■ Element boundary records
- - -
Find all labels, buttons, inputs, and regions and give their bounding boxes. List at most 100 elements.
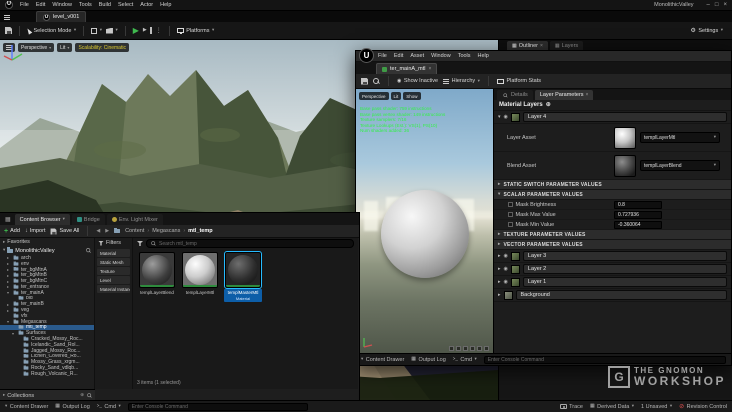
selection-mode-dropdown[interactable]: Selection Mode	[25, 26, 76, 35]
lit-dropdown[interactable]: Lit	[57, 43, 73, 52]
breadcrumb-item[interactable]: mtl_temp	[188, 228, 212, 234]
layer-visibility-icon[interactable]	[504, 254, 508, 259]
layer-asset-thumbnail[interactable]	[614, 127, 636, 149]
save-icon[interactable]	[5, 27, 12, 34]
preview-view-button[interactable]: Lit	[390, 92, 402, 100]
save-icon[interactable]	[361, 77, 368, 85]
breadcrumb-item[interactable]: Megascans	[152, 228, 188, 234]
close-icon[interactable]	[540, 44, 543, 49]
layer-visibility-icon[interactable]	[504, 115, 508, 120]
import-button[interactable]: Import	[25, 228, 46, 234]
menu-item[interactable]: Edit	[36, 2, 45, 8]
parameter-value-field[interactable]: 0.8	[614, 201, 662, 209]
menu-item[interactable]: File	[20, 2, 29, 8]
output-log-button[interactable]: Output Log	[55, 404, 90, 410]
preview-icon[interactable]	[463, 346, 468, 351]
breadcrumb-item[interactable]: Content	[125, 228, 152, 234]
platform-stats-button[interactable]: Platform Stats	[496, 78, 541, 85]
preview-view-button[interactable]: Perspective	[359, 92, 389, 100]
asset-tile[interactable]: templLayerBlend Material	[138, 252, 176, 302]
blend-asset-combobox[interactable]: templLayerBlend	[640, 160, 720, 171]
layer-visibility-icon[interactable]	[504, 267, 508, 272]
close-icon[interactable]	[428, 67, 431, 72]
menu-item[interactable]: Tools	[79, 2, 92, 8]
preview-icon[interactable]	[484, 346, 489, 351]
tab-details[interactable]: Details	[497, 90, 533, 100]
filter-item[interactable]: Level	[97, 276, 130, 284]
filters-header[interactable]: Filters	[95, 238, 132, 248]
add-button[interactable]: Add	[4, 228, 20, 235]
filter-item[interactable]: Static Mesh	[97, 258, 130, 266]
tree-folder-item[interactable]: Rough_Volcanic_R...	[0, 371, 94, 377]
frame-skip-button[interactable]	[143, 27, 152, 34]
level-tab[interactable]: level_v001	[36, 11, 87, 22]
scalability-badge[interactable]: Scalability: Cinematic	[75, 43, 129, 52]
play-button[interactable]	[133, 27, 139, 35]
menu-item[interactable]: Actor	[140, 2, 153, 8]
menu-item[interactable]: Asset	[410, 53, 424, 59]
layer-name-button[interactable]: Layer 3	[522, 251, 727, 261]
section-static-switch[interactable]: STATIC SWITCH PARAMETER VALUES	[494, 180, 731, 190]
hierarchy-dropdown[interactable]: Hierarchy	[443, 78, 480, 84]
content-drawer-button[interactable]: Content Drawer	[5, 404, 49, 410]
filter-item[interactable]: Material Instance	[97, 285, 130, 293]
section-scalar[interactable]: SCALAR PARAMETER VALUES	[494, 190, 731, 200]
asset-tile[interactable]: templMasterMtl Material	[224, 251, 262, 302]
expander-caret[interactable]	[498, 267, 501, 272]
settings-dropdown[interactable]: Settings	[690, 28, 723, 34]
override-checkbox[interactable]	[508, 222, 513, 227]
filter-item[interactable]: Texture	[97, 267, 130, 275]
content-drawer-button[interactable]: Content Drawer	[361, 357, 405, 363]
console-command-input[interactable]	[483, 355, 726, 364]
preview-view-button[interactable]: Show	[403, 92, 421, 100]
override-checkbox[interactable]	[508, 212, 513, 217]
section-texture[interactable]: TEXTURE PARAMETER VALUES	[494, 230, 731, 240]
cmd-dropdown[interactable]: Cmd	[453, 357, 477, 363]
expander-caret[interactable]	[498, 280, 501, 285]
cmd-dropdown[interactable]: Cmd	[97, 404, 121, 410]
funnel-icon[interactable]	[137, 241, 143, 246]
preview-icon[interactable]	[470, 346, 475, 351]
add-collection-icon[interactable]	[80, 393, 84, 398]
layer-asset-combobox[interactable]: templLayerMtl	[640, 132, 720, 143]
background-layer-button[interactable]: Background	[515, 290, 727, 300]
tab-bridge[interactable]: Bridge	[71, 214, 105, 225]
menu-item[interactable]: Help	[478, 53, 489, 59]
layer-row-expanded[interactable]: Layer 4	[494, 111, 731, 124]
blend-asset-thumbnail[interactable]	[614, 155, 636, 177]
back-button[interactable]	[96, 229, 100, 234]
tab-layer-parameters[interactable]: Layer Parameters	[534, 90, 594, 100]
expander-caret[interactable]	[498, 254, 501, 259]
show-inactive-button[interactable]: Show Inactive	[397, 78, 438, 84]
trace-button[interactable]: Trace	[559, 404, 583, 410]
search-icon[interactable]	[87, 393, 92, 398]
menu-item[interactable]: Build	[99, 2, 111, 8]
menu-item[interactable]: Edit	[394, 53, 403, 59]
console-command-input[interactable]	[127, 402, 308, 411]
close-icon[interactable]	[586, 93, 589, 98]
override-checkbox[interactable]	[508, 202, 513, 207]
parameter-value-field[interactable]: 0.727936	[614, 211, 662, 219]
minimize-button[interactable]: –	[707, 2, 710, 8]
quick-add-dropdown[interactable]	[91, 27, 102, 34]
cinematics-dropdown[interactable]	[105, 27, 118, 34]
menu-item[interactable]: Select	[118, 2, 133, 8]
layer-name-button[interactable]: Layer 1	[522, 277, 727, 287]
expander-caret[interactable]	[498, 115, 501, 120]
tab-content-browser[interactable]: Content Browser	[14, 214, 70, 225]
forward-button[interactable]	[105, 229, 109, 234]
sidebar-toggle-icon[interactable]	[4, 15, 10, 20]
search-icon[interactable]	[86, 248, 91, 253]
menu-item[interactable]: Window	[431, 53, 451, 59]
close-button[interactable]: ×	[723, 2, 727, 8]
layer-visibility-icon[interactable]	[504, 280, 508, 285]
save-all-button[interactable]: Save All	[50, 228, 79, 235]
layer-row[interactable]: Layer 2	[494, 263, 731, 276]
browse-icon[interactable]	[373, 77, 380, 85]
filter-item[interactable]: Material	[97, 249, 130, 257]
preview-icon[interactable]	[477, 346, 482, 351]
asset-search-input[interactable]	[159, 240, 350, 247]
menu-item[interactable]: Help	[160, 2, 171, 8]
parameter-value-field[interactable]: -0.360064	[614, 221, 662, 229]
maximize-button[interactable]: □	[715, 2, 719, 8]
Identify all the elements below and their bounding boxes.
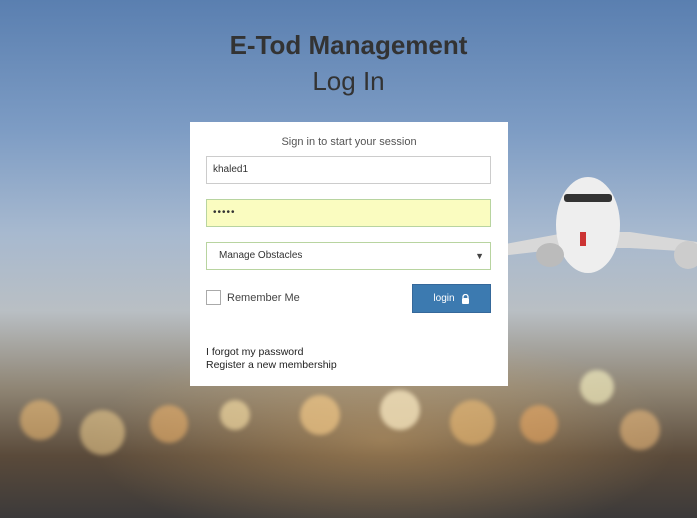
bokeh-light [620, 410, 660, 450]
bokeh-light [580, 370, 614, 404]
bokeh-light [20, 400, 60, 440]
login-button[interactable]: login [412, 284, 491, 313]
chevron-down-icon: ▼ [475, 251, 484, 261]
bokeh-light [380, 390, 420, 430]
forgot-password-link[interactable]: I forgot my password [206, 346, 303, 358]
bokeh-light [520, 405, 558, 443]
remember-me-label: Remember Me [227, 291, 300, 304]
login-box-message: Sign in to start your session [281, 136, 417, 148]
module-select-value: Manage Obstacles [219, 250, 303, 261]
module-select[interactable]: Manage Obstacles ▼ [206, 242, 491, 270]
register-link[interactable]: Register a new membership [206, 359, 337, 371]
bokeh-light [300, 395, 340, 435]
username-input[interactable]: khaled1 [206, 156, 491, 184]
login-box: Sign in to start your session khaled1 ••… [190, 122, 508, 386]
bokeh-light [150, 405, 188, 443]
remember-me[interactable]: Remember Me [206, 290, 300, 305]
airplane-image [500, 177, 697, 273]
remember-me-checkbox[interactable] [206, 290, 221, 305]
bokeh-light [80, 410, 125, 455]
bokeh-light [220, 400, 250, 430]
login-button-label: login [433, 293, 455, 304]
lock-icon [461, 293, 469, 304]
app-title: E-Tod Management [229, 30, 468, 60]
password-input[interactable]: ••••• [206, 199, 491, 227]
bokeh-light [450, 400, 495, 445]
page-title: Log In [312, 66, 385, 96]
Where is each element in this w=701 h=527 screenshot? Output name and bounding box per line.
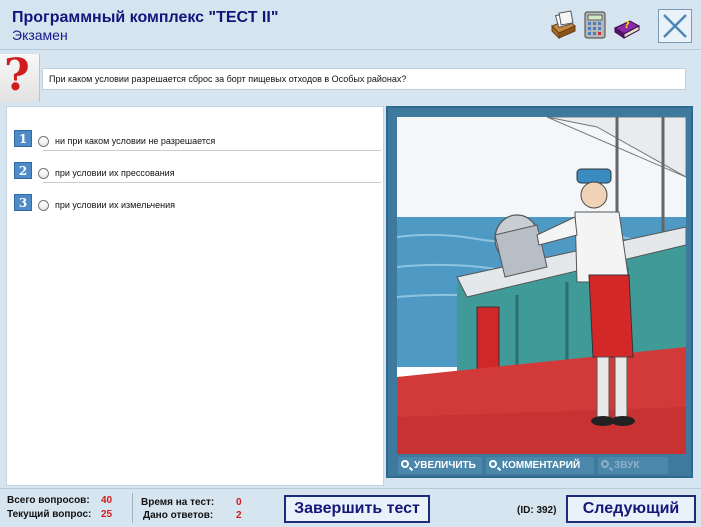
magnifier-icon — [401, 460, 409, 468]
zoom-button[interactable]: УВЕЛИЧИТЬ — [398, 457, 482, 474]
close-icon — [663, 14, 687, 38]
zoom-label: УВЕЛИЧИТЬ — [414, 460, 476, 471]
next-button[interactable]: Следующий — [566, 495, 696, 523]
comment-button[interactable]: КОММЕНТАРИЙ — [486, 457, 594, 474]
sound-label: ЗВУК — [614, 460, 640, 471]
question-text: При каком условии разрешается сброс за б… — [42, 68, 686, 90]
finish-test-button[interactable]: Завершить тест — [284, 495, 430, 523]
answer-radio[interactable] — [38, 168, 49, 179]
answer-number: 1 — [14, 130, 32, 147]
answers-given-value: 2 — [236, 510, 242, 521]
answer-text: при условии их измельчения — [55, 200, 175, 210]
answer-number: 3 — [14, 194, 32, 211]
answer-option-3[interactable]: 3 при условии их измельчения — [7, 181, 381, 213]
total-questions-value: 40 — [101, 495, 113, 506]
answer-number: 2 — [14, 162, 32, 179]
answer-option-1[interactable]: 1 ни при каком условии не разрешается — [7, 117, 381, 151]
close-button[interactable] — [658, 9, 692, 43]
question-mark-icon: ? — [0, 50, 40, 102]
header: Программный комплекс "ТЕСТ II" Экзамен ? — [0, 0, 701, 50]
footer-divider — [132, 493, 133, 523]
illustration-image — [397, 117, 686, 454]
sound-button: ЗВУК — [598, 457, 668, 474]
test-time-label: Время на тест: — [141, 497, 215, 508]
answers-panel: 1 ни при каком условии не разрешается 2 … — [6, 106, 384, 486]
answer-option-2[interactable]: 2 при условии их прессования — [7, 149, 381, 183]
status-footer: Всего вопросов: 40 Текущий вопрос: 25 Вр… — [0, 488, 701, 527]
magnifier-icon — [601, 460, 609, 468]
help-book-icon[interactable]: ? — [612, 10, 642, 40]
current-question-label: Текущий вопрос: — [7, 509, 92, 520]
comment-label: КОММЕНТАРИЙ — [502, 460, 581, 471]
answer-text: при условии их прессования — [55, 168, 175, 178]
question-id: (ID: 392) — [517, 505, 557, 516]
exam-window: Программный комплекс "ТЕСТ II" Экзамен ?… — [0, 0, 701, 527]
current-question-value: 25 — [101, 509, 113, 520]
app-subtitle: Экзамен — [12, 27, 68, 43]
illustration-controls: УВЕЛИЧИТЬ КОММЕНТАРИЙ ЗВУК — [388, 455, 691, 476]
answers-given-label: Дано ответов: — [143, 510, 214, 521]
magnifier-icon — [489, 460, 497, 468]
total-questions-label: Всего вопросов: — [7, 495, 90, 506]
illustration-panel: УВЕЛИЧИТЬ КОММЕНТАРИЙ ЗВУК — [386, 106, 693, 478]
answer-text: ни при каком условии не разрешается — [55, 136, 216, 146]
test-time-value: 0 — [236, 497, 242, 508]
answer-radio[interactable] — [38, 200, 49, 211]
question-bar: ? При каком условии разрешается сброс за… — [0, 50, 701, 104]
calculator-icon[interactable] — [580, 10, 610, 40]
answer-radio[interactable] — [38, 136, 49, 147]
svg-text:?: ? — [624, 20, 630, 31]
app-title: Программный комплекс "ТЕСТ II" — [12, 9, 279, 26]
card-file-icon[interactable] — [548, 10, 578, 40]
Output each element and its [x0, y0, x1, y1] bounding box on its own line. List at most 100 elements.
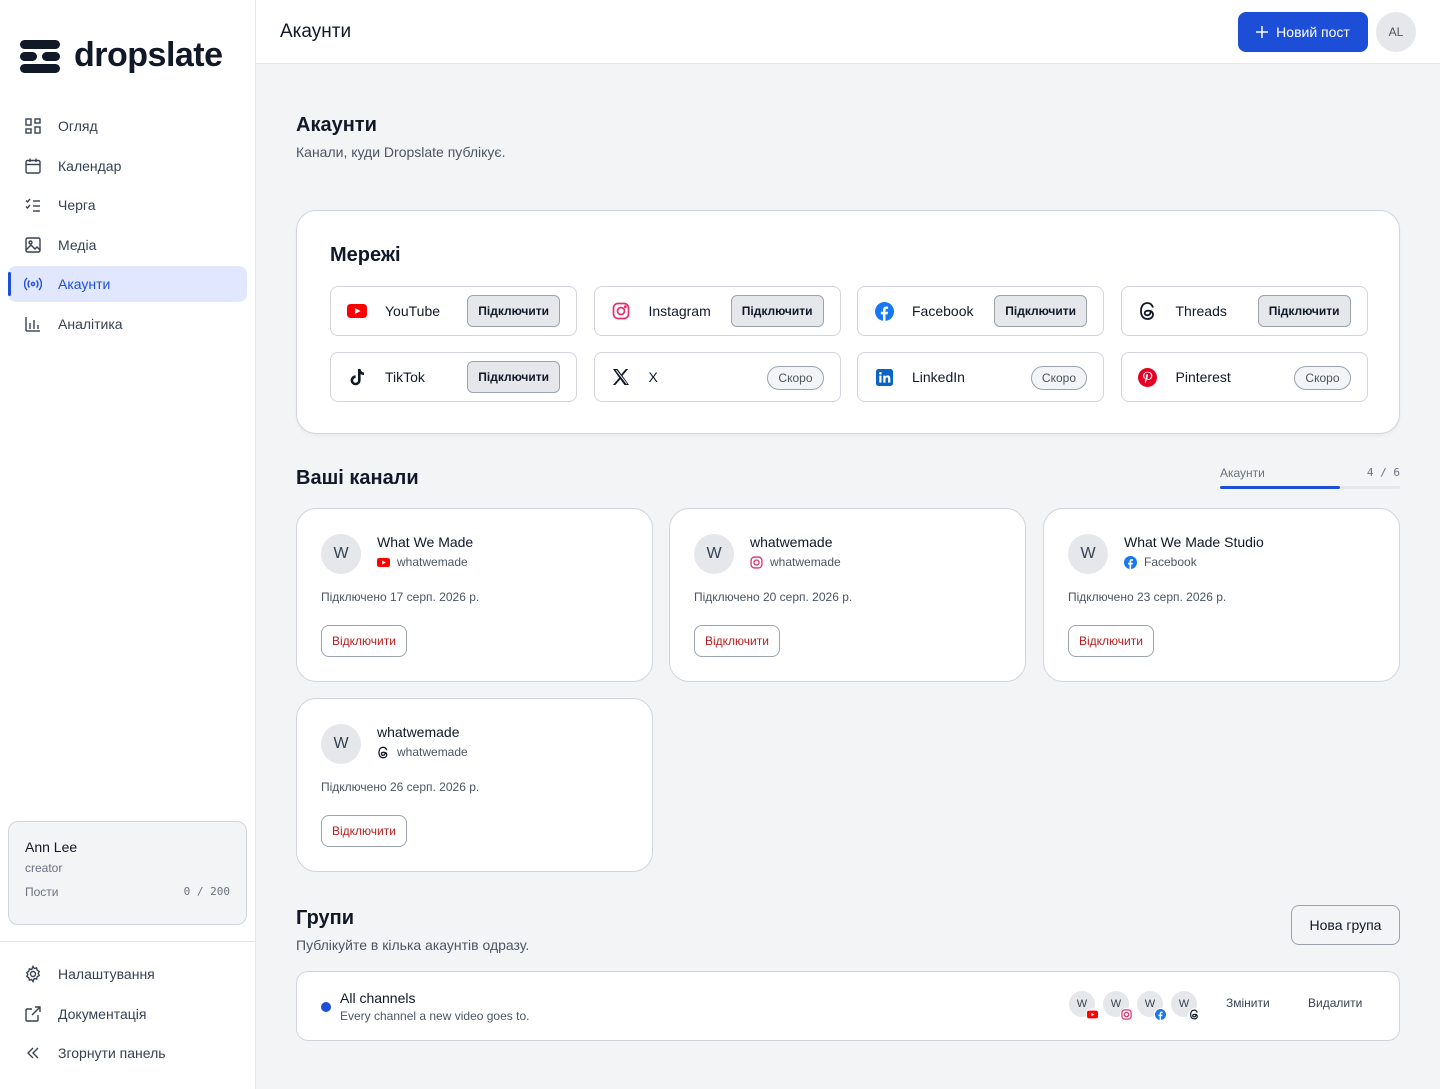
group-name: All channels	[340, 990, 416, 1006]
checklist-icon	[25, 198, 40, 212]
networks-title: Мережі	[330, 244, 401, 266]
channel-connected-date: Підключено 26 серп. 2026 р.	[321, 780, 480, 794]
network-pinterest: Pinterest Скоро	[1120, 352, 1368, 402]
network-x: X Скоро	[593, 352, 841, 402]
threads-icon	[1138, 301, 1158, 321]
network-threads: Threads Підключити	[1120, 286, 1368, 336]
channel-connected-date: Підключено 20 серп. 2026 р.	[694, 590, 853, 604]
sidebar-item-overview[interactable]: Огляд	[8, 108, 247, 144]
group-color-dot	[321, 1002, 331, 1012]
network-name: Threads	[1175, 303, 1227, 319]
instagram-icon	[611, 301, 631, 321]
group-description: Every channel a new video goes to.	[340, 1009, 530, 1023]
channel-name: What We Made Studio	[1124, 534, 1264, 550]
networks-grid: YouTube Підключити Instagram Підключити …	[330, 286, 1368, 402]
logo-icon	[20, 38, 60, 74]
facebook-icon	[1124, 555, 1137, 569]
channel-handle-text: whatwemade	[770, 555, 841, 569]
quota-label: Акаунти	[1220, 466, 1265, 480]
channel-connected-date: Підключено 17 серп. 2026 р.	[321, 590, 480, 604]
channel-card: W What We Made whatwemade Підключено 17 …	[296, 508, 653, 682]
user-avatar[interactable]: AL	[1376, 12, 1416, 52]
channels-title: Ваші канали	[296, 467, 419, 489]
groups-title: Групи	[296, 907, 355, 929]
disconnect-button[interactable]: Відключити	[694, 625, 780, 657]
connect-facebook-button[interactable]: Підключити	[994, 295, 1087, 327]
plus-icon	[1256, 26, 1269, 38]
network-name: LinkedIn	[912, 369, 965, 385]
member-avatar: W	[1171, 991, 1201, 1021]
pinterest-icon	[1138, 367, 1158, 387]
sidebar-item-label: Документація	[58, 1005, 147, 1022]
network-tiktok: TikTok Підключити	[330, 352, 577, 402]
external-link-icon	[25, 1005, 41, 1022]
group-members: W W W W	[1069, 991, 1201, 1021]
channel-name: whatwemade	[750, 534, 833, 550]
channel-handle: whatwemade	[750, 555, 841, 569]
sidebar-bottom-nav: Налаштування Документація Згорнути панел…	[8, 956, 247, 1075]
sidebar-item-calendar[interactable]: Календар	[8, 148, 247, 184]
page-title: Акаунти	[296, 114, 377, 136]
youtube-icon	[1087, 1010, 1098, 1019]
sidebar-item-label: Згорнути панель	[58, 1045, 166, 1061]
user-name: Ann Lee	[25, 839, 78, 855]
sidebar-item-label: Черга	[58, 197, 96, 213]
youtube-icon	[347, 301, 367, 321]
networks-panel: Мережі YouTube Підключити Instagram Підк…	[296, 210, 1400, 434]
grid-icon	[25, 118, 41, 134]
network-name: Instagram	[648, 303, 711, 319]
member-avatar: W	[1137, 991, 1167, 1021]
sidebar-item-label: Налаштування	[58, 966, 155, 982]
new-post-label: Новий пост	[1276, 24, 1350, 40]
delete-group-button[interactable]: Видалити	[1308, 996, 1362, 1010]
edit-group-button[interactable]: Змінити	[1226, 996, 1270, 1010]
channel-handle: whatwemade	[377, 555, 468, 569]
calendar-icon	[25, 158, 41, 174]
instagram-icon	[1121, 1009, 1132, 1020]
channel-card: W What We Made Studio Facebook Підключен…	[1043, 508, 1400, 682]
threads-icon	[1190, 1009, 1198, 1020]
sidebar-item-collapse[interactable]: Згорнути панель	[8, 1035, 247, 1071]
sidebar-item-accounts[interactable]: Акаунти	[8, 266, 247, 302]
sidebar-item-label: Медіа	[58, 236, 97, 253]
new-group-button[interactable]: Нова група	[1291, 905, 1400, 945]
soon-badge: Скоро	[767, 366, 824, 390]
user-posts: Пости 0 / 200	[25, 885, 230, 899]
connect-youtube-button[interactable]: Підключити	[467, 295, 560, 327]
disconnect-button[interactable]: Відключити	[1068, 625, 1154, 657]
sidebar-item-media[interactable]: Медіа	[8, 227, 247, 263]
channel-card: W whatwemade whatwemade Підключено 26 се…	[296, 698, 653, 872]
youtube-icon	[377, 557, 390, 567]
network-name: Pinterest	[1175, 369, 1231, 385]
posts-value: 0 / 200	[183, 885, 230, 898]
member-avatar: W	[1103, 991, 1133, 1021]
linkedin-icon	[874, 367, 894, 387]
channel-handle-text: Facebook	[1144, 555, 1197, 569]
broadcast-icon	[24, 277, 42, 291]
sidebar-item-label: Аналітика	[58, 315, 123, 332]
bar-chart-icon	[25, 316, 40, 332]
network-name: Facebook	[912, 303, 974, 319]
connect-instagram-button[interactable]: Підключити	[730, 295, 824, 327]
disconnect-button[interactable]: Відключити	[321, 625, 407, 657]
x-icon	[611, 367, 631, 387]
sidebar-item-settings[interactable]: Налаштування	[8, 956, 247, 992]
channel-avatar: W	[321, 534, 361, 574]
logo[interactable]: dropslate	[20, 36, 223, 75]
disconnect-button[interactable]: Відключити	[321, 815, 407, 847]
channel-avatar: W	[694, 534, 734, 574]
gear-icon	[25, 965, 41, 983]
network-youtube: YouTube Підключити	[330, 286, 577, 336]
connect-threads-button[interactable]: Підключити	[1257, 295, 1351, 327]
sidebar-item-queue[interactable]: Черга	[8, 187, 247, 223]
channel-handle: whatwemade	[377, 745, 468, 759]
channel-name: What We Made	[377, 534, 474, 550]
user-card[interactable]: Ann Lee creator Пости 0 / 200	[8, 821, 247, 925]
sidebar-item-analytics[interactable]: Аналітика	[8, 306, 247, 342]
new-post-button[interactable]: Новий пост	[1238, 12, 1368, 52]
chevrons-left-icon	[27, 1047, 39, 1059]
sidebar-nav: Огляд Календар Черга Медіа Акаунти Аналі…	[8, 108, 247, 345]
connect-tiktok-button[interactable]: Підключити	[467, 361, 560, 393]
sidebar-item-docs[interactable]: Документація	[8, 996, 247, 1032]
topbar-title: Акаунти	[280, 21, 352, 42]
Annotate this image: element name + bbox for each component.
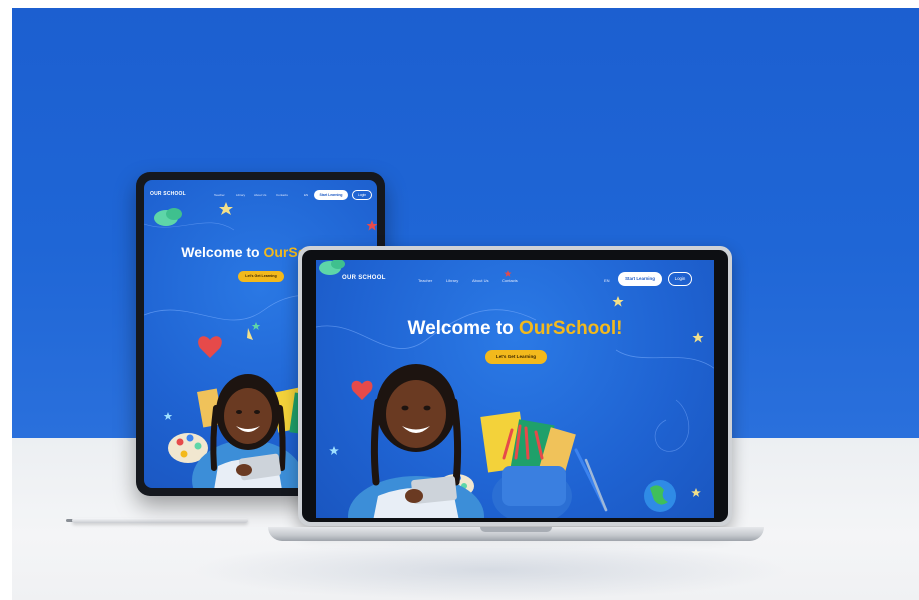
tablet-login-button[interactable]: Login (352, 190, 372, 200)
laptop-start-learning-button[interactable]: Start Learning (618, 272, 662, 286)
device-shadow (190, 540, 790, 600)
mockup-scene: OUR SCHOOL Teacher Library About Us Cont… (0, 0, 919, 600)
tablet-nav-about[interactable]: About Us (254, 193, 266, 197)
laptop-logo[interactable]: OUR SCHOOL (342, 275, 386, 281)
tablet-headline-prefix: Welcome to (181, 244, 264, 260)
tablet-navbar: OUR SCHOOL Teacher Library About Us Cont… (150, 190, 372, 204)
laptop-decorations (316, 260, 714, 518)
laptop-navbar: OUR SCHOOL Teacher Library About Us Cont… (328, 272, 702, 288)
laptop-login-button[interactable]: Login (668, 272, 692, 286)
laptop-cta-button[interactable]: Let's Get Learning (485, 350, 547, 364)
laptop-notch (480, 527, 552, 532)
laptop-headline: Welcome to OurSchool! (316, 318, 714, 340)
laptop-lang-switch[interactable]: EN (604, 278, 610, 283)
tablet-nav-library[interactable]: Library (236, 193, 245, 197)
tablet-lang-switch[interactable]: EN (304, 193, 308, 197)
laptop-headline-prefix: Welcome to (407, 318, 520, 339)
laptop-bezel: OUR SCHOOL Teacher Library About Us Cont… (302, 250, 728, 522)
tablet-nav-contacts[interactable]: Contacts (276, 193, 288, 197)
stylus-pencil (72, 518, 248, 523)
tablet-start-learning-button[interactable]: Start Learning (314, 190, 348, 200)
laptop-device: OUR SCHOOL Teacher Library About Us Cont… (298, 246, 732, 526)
- - -
■ TASK DIRECTIONS
Copy out the lines of the records above, starting at the line that contains "magnifier-icon — [401, 460, 409, 468]" and ending at the line that contains "question-id: (ID: 392) — [517, 505, 557, 516]", with both of those lines included.

■ SOLUTION FOR THIS TASK
magnifier-icon — [401, 460, 409, 468]
zoom-button[interactable]: УВЕЛИЧИТЬ — [398, 457, 482, 474]
close-icon — [663, 14, 687, 38]
zoom-label: УВЕЛИЧИТЬ — [414, 460, 476, 471]
next-button[interactable]: Следующий — [566, 495, 696, 523]
comment-button[interactable]: КОММЕНТАРИЙ — [486, 457, 594, 474]
sound-label: ЗВУК — [614, 460, 640, 471]
question-text: При каком условии разрешается сброс за б… — [42, 68, 686, 90]
finish-test-button[interactable]: Завершить тест — [284, 495, 430, 523]
answer-radio[interactable] — [38, 168, 49, 179]
answer-number: 1 — [14, 130, 32, 147]
answers-given-value: 2 — [236, 510, 242, 521]
answer-text: при условии их измельчения — [55, 200, 175, 210]
answer-number: 3 — [14, 194, 32, 211]
answer-option-3[interactable]: 3 при условии их измельчения — [7, 181, 381, 213]
total-questions-value: 40 — [101, 495, 113, 506]
answer-number: 2 — [14, 162, 32, 179]
answer-option-1[interactable]: 1 ни при каком условии не разрешается — [7, 117, 381, 151]
close-button[interactable] — [658, 9, 692, 43]
question-mark-icon: ? — [0, 50, 40, 102]
header: Программный комплекс "ТЕСТ II" Экзамен ? — [0, 0, 701, 50]
footer-divider — [132, 493, 133, 523]
illustration-image — [397, 117, 686, 454]
sound-button: ЗВУК — [598, 457, 668, 474]
test-time-label: Время на тест: — [141, 497, 215, 508]
answers-panel: 1 ни при каком условии не разрешается 2 … — [6, 106, 384, 486]
answer-option-2[interactable]: 2 при условии их прессования — [7, 149, 381, 183]
status-footer: Всего вопросов: 40 Текущий вопрос: 25 Вр… — [0, 488, 701, 527]
magnifier-icon — [601, 460, 609, 468]
help-book-icon[interactable]: ? — [612, 10, 642, 40]
current-question-label: Текущий вопрос: — [7, 509, 92, 520]
comment-label: КОММЕНТАРИЙ — [502, 460, 581, 471]
answer-text: при условии их прессования — [55, 168, 175, 178]
question-id: (ID: 392) — [517, 505, 557, 516]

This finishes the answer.